Text passage:
..............................

Chinese name
- Traditional Chinese: 紅櫻桃
- Simplified Chinese: 红樱桃
- Literal meaning: red cherry

Standard Mandarin
- Hanyu Pinyin: Hóng Yīngtáo

Yue: Cantonese
- Jyutping: hung4 jing1 tou4
- Directed by: Ye Ying
- Written by: Jiang Qitao Lu Wei
- Produced by: Ye Ying
- Starring: Guo Ke-Yu; Vladmill Nizmiroff; Xu Xiaoling;
- Cinematography: Zhang Li
- Music by: Yang Liqing
- Release date: 1995;
- Running time: 120 minutes
- Languages: Russian German Mandarin

= Red Cherry =

Red Cherry (紅櫻桃) is a 1995 film directed by Ye Ying (also known as Daying Ye). The Director of Photography was Zhang Li, a fifth generation filmmaker and classmate of Chen Kaige. Red Cherry won Best Picture at the 1996 Golden Rooster Awards.

The film was made in China in 1995 under the title Hong ying tao starring Ke-Yu Guo, Vladmill Nizmiroff, Xu Xiaoling. The movie was based on the true story of Chuchu (based on Zhu De's daughter Zhu Min), a 13-year-old Chinese girl, and Luo Xiaoman, a 12-year-old Chinese boy, who were sent to Moscow, Russia in the 1940s and enrolled into an international boarding school. There they had many great and difficult experiences as they tried to survive during World War II.

The children's real encounter with fate began as kanikuli (summer break) arrived. Chuchu accompanied her class to a children’s camp in Belarus, while Xiaoman remained in Moscow. Then, Russia was invaded by Germany's Operation Barbarossa. Red Cherry is basically an account of the two orphans’ parallel experiences of the war.

The film was China's biggest box office hit in 1995. Internationally, the film was selected in the Panorama section of the Berlin International Film Festival in 1996. The film also won Audience Choice award (Best Foreign Language Film) in Palm Springs International Film Festival in 1996. The film was selected as the Chinese entry for the Best Foreign Language Film at the 68th Academy Awards, but was not accepted as a nominee.

==Plot==
The film begins in the early summer of 1941, at the Ivanov International School in Moscow. Luo Xiaoman and Chuchu were two new students who had come to Russia after the brutal White Terror in China killed their parents (as Chuchu described in front of her class how her father, a communist revolutionary, being executed by waist chop in front of her by the Kuomintang). Chuchu and Luo quickly learned to fit in with the other international students and they also learned to speak Russian fluently.

..............................

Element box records
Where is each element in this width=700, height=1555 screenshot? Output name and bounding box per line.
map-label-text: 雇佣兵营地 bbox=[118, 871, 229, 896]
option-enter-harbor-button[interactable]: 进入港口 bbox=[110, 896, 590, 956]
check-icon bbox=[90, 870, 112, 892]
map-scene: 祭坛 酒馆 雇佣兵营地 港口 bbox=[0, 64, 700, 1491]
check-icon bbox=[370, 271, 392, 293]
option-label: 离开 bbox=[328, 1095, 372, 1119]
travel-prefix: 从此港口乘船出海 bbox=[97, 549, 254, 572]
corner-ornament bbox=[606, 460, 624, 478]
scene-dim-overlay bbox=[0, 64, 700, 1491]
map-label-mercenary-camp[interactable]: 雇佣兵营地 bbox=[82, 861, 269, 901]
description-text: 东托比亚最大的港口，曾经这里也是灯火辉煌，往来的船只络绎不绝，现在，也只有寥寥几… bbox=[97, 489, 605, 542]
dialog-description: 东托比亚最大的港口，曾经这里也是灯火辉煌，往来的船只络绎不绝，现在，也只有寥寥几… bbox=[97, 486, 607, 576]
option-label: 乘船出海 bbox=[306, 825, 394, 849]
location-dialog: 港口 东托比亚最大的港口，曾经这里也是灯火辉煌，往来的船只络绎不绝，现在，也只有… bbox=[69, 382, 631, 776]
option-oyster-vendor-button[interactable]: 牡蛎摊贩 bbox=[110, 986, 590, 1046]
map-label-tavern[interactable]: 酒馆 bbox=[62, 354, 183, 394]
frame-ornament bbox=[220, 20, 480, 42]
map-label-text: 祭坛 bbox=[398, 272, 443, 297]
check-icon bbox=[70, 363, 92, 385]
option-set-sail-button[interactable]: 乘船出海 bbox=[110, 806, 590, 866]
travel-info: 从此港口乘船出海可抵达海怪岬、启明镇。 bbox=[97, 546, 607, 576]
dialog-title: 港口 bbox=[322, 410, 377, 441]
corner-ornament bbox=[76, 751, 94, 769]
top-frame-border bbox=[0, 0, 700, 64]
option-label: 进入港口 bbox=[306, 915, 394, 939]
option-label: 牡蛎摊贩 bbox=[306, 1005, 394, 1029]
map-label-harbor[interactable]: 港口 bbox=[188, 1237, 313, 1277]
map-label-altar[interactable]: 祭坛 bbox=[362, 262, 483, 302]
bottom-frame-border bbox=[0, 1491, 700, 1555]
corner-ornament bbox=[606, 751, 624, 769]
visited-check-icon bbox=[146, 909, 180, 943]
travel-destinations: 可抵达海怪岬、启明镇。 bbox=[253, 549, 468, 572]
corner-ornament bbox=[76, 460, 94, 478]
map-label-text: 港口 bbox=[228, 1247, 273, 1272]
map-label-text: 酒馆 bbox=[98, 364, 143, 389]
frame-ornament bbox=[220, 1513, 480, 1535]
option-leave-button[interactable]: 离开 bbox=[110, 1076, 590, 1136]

..............................

Turn the paragraph of the Red Cherry text that begins "The film was China's biggest box office hit" into a short bulleted list that keeps its main facts.

- China's biggest box office hit in 1995
- Selected for the Panorama section of the 1996 Berlin International Film Festival
- Won the Audience Choice award (Best Foreign Language Film) at the 1996 Palm Springs International Film Festival
- China's entry for Best Foreign Language Film at the 68th Academy Awards, but not accepted as a nominee